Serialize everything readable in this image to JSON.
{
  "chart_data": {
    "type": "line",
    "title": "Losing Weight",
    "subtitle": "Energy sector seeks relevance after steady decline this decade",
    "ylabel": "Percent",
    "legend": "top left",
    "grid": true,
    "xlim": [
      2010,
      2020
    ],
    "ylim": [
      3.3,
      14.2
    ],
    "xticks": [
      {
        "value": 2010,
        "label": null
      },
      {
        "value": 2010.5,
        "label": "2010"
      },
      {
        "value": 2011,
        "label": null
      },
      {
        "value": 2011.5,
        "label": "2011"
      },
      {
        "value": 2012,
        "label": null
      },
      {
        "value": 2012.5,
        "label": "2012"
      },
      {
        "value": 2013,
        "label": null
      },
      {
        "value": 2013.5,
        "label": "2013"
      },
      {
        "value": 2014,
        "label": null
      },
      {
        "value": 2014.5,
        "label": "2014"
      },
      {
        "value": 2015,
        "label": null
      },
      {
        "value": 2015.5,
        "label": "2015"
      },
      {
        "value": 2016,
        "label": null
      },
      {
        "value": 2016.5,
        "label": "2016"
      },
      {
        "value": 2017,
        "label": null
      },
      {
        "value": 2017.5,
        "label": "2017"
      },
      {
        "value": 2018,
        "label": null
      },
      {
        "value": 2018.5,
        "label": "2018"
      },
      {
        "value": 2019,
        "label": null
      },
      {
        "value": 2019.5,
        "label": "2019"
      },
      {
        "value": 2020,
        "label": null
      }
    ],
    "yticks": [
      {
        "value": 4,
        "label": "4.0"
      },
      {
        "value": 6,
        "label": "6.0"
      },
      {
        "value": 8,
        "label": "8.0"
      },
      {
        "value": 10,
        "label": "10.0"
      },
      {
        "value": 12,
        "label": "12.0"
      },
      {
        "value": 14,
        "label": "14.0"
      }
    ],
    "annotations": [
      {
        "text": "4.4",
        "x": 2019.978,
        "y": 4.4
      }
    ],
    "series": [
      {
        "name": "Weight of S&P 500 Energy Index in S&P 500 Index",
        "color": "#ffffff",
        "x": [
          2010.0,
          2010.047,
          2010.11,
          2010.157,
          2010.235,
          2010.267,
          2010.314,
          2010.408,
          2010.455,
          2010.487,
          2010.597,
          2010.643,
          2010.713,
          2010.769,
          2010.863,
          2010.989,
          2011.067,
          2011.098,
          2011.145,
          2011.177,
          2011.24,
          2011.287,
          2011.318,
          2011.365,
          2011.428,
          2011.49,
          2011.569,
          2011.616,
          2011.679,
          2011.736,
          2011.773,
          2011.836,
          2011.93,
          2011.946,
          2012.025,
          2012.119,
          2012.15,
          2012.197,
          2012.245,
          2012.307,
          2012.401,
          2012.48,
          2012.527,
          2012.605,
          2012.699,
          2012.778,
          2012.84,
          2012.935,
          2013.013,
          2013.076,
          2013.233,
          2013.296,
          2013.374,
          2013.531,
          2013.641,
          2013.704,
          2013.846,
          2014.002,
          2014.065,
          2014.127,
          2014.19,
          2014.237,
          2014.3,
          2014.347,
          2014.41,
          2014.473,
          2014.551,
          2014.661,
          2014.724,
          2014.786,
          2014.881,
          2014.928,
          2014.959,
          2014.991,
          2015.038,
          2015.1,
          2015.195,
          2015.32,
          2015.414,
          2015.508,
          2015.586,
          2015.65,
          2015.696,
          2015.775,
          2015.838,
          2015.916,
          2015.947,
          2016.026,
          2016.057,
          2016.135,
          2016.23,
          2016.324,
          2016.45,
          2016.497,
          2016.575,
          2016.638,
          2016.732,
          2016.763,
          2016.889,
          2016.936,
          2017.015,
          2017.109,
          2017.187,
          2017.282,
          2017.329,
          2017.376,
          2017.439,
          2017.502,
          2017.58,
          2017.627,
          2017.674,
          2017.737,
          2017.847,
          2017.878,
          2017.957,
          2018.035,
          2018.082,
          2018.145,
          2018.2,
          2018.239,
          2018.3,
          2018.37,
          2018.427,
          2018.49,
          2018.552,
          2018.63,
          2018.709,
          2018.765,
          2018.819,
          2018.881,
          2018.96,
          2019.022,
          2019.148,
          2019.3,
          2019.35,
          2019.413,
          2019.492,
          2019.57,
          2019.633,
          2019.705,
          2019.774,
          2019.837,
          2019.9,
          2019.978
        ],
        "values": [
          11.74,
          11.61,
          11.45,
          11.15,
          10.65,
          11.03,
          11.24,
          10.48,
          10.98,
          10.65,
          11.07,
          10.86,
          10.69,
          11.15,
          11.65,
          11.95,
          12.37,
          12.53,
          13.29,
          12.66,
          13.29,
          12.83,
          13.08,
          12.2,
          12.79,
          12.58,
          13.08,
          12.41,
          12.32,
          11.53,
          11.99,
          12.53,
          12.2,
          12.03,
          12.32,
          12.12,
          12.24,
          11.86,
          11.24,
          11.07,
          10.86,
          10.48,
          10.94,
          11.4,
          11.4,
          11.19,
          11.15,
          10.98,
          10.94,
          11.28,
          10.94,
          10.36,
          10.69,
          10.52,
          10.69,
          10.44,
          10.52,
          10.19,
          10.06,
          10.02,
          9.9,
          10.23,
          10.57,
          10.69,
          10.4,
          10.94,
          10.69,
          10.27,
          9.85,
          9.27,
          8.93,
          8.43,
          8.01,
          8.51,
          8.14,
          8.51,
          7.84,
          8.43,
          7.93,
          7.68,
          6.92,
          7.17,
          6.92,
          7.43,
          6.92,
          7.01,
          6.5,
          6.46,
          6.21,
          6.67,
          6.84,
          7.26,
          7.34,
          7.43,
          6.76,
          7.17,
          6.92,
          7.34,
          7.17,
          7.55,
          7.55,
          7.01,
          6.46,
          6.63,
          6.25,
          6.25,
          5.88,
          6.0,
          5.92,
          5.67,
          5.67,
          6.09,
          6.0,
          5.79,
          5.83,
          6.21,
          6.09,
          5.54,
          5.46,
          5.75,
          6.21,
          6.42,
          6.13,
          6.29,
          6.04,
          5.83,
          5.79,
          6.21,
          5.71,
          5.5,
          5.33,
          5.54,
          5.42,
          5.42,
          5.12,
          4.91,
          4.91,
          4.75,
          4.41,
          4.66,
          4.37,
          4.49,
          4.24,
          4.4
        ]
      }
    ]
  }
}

-----

(DIRECTIONS FOR THIS TASK) Identify the lines in the entries that hold "Energy" and return each one.

(SOLUTION)
    "subtitle": "Energy sector seeks relevance after steady decline this decade",
        "name": "Weight of S&P 500 Energy Index in S&P 500 Index",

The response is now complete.